— BEGIN Excerpted records —
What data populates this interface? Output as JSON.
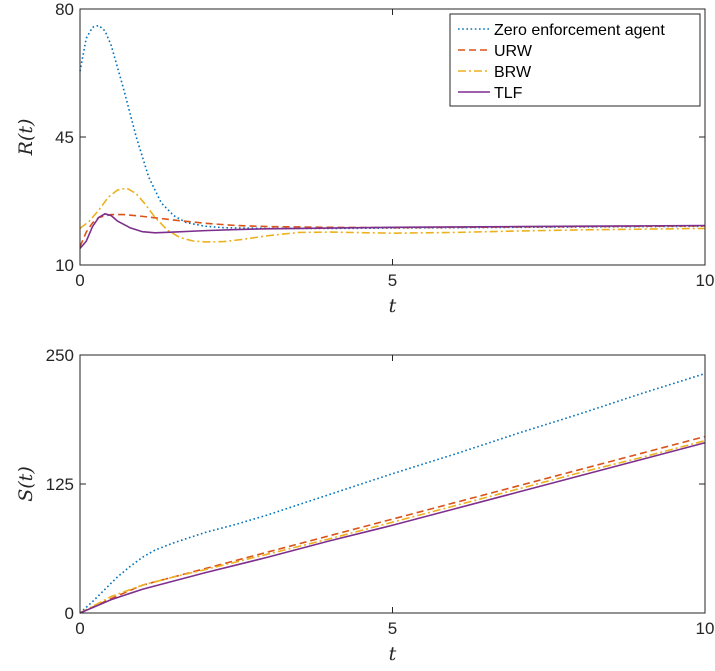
{
  "chart_data": [
    {
      "type": "line",
      "xlabel": "t",
      "ylabel": "R(t)",
      "xlim": [
        0,
        10
      ],
      "ylim": [
        10,
        80
      ],
      "xticks": [
        "0",
        "5",
        "10"
      ],
      "yticks": [
        "10",
        "45",
        "80"
      ],
      "legend": "top-right",
      "series": [
        {
          "name": "Zero enforcement agent",
          "color": "#0072BD",
          "dash": "dotted",
          "x": [
            0,
            0.1,
            0.2,
            0.3,
            0.4,
            0.5,
            0.7,
            0.9,
            1.1,
            1.3,
            1.5,
            1.7,
            2.0,
            2.3,
            2.6,
            3,
            4,
            5,
            6,
            7,
            8,
            9,
            10
          ],
          "y": [
            63,
            72,
            75,
            75.5,
            74,
            70,
            58,
            45,
            34,
            27,
            23.5,
            21.6,
            20.6,
            20.2,
            20.1,
            20,
            20,
            20.1,
            20.2,
            20.3,
            20.4,
            20.5,
            20.6
          ]
        },
        {
          "name": "URW",
          "color": "#D95319",
          "dash": "dashed",
          "x": [
            0,
            0.1,
            0.2,
            0.3,
            0.5,
            0.7,
            1.0,
            1.5,
            2.0,
            2.5,
            3,
            4,
            5,
            6,
            7,
            8,
            9,
            10
          ],
          "y": [
            15,
            19,
            21.5,
            23,
            23.8,
            23.8,
            23.3,
            22.3,
            21.4,
            20.8,
            20.5,
            20.3,
            20.2,
            20.3,
            20.4,
            20.5,
            20.6,
            20.7
          ]
        },
        {
          "name": "BRW",
          "color": "#EDB120",
          "dash": "dashdot",
          "x": [
            0,
            0.15,
            0.3,
            0.45,
            0.6,
            0.75,
            0.9,
            1.05,
            1.2,
            1.4,
            1.6,
            1.8,
            2.0,
            2.3,
            2.6,
            3,
            3.5,
            4,
            5,
            6,
            7,
            8,
            9,
            10
          ],
          "y": [
            20,
            22,
            25,
            28.5,
            30.5,
            31,
            29.5,
            26.5,
            23,
            19.5,
            17.5,
            16.6,
            16.3,
            16.4,
            17,
            18,
            18.9,
            19,
            18.7,
            18.9,
            19.3,
            19.6,
            19.8,
            20
          ]
        },
        {
          "name": "TLF",
          "color": "#7E2F8E",
          "dash": "solid",
          "x": [
            0,
            0.1,
            0.2,
            0.3,
            0.4,
            0.5,
            0.6,
            0.8,
            1.0,
            1.2,
            1.5,
            2.0,
            2.5,
            3,
            4,
            5,
            6,
            7,
            8,
            9,
            10
          ],
          "y": [
            14.5,
            16.5,
            20.5,
            23,
            24,
            23.5,
            22,
            20.2,
            19.1,
            18.8,
            19,
            19.4,
            19.7,
            19.9,
            20.1,
            20.3,
            20.4,
            20.5,
            20.6,
            20.7,
            20.8
          ]
        }
      ]
    },
    {
      "type": "line",
      "xlabel": "t",
      "ylabel": "S(t)",
      "xlim": [
        0,
        10
      ],
      "ylim": [
        0,
        250
      ],
      "xticks": [
        "0",
        "5",
        "10"
      ],
      "yticks": [
        "0",
        "125",
        "250"
      ],
      "series": [
        {
          "name": "Zero enforcement agent",
          "color": "#0072BD",
          "dash": "dotted",
          "x": [
            0,
            0.2,
            0.4,
            0.6,
            0.8,
            1.0,
            1.2,
            1.5,
            2.0,
            2.5,
            3,
            4,
            5,
            6,
            7,
            8,
            9,
            10
          ],
          "y": [
            0,
            11,
            23,
            35,
            45,
            54,
            61,
            68,
            78,
            86,
            95,
            115,
            135,
            154,
            174,
            193,
            213,
            232
          ]
        },
        {
          "name": "URW",
          "color": "#D95319",
          "dash": "dashed",
          "x": [
            0,
            0.5,
            1.0,
            1.5,
            2.0,
            3,
            4,
            5,
            6,
            7,
            8,
            9,
            10
          ],
          "y": [
            0,
            14,
            27,
            35,
            43,
            59,
            75,
            91,
            107,
            123,
            139,
            155,
            171
          ]
        },
        {
          "name": "BRW",
          "color": "#EDB120",
          "dash": "dashdot",
          "x": [
            0,
            0.5,
            1.0,
            1.5,
            2.0,
            3,
            4,
            5,
            6,
            7,
            8,
            9,
            10
          ],
          "y": [
            0,
            16,
            27,
            35,
            42,
            57,
            72,
            88,
            104,
            120,
            136,
            151,
            167
          ]
        },
        {
          "name": "TLF",
          "color": "#7E2F8E",
          "dash": "solid",
          "x": [
            0,
            0.5,
            1.0,
            1.5,
            2.0,
            3,
            4,
            5,
            6,
            7,
            8,
            9,
            10
          ],
          "y": [
            0,
            13,
            23,
            31,
            39,
            54,
            70,
            85,
            101,
            117,
            133,
            149,
            165
          ]
        }
      ]
    }
  ]
}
— END Excerpted records —
[Directions]
Repeat the material above in full and exactly, omitting the pictures.

[Expected answer]
What data populates this interface? Output as JSON.
{
  "chart_data": [
    {
      "type": "line",
      "xlabel": "t",
      "ylabel": "R(t)",
      "xlim": [
        0,
        10
      ],
      "ylim": [
        10,
        80
      ],
      "xticks": [
        "0",
        "5",
        "10"
      ],
      "yticks": [
        "10",
        "45",
        "80"
      ],
      "legend": "top-right",
      "series": [
        {
          "name": "Zero enforcement agent",
          "color": "#0072BD",
          "dash": "dotted",
          "x": [
            0,
            0.1,
            0.2,
            0.3,
            0.4,
            0.5,
            0.7,
            0.9,
            1.1,
            1.3,
            1.5,
            1.7,
            2.0,
            2.3,
            2.6,
            3,
            4,
            5,
            6,
            7,
            8,
            9,
            10
          ],
          "y": [
            63,
            72,
            75,
            75.5,
            74,
            70,
            58,
            45,
            34,
            27,
            23.5,
            21.6,
            20.6,
            20.2,
            20.1,
            20,
            20,
            20.1,
            20.2,
            20.3,
            20.4,
            20.5,
            20.6
          ]
        },
        {
          "name": "URW",
          "color": "#D95319",
          "dash": "dashed",
          "x": [
            0,
            0.1,
            0.2,
            0.3,
            0.5,
            0.7,
            1.0,
            1.5,
            2.0,
            2.5,
            3,
            4,
            5,
            6,
            7,
            8,
            9,
            10
          ],
          "y": [
            15,
            19,
            21.5,
            23,
            23.8,
            23.8,
            23.3,
            22.3,
            21.4,
            20.8,
            20.5,
            20.3,
            20.2,
            20.3,
            20.4,
            20.5,
            20.6,
            20.7
          ]
        },
        {
          "name": "BRW",
          "color": "#EDB120",
          "dash": "dashdot",
          "x": [
            0,
            0.15,
            0.3,
            0.45,
            0.6,
            0.75,
            0.9,
            1.05,
            1.2,
            1.4,
            1.6,
            1.8,
            2.0,
            2.3,
            2.6,
            3,
            3.5,
            4,
            5,
            6,
            7,
            8,
            9,
            10
          ],
          "y": [
            20,
            22,
            25,
            28.5,
            30.5,
            31,
            29.5,
            26.5,
            23,
            19.5,
            17.5,
            16.6,
            16.3,
            16.4,
            17,
            18,
            18.9,
            19,
            18.7,
            18.9,
            19.3,
            19.6,
            19.8,
            20
          ]
        },
        {
          "name": "TLF",
          "color": "#7E2F8E",
          "dash": "solid",
          "x": [
            0,
            0.1,
            0.2,
            0.3,
            0.4,
            0.5,
            0.6,
            0.8,
            1.0,
            1.2,
            1.5,
            2.0,
            2.5,
            3,
            4,
            5,
            6,
            7,
            8,
            9,
            10
          ],
          "y": [
            14.5,
            16.5,
            20.5,
            23,
            24,
            23.5,
            22,
            20.2,
            19.1,
            18.8,
            19,
            19.4,
            19.7,
            19.9,
            20.1,
            20.3,
            20.4,
            20.5,
            20.6,
            20.7,
            20.8
          ]
        }
      ]
    },
    {
      "type": "line",
      "xlabel": "t",
      "ylabel": "S(t)",
      "xlim": [
        0,
        10
      ],
      "ylim": [
        0,
        250
      ],
      "xticks": [
        "0",
        "5",
        "10"
      ],
      "yticks": [
        "0",
        "125",
        "250"
      ],
      "series": [
        {
          "name": "Zero enforcement agent",
          "color": "#0072BD",
          "dash": "dotted",
          "x": [
            0,
            0.2,
            0.4,
            0.6,
            0.8,
            1.0,
            1.2,
            1.5,
            2.0,
            2.5,
            3,
            4,
            5,
            6,
            7,
            8,
            9,
            10
          ],
          "y": [
            0,
            11,
            23,
            35,
            45,
            54,
            61,
            68,
            78,
            86,
            95,
            115,
            135,
            154,
            174,
            193,
            213,
            232
          ]
        },
        {
          "name": "URW",
          "color": "#D95319",
          "dash": "dashed",
          "x": [
            0,
            0.5,
            1.0,
            1.5,
            2.0,
            3,
            4,
            5,
            6,
            7,
            8,
            9,
            10
          ],
          "y": [
            0,
            14,
            27,
            35,
            43,
            59,
            75,
            91,
            107,
            123,
            139,
            155,
            171
          ]
        },
        {
          "name": "BRW",
          "color": "#EDB120",
          "dash": "dashdot",
          "x": [
            0,
            0.5,
            1.0,
            1.5,
            2.0,
            3,
            4,
            5,
            6,
            7,
            8,
            9,
            10
          ],
          "y": [
            0,
            16,
            27,
            35,
            42,
            57,
            72,
            88,
            104,
            120,
            136,
            151,
            167
          ]
        },
        {
          "name": "TLF",
          "color": "#7E2F8E",
          "dash": "solid",
          "x": [
            0,
            0.5,
            1.0,
            1.5,
            2.0,
            3,
            4,
            5,
            6,
            7,
            8,
            9,
            10
          ],
          "y": [
            0,
            13,
            23,
            31,
            39,
            54,
            70,
            85,
            101,
            117,
            133,
            149,
            165
          ]
        }
      ]
    }
  ]
}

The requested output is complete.